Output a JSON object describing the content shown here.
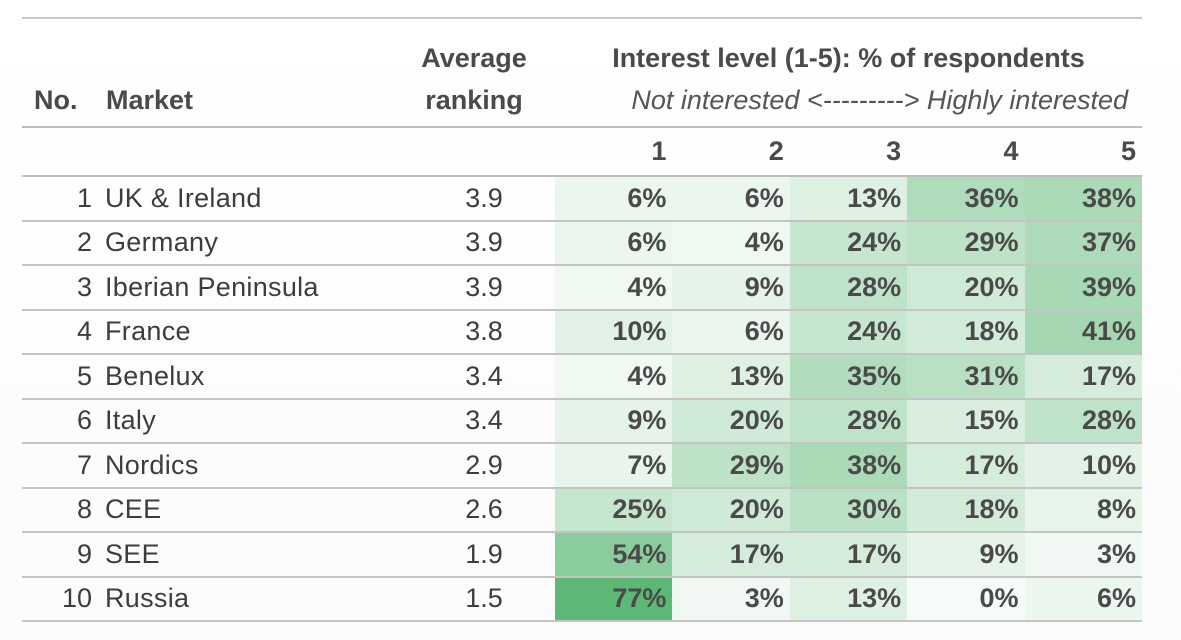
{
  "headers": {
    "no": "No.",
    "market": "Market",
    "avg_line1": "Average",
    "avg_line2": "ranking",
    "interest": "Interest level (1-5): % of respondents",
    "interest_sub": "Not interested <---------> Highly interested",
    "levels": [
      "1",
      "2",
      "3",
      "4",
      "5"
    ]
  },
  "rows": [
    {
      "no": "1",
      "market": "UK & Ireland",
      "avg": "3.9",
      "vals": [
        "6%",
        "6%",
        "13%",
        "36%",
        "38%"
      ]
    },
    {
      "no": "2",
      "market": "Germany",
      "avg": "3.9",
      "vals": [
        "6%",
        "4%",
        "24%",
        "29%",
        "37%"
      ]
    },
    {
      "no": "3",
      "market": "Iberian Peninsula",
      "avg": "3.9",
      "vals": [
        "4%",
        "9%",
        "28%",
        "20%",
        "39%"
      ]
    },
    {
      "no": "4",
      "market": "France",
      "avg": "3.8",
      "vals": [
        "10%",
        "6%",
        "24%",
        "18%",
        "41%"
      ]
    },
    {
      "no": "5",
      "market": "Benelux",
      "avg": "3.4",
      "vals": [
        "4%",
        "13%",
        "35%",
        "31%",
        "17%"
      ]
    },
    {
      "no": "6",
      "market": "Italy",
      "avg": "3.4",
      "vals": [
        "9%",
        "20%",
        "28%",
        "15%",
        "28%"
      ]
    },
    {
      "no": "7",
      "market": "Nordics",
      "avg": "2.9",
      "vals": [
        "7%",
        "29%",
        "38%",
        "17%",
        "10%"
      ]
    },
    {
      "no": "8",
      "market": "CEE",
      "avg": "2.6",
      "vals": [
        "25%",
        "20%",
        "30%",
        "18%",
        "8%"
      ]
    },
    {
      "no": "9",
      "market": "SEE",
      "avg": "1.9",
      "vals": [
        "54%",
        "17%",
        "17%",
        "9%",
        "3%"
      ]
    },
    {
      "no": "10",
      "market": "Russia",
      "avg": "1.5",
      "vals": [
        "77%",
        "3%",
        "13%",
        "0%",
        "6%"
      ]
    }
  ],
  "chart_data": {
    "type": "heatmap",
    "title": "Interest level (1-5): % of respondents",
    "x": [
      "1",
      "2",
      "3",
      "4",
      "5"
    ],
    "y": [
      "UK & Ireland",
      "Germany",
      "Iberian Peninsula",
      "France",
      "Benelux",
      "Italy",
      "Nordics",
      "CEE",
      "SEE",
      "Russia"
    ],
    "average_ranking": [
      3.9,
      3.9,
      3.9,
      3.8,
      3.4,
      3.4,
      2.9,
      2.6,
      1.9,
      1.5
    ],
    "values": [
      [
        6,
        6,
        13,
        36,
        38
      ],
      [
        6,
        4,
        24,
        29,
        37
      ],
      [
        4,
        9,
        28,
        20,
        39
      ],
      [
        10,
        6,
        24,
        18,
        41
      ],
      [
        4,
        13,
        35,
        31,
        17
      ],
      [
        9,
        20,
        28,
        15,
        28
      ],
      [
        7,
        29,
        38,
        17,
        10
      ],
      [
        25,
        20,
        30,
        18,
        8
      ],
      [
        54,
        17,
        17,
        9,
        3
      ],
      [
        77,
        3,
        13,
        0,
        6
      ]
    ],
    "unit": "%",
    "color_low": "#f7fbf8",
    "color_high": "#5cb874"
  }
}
::::::::::
» Task to complete: Of the lines in this listing, report how many contain the string "Peninsula", and give the number only.

» Task answer: 2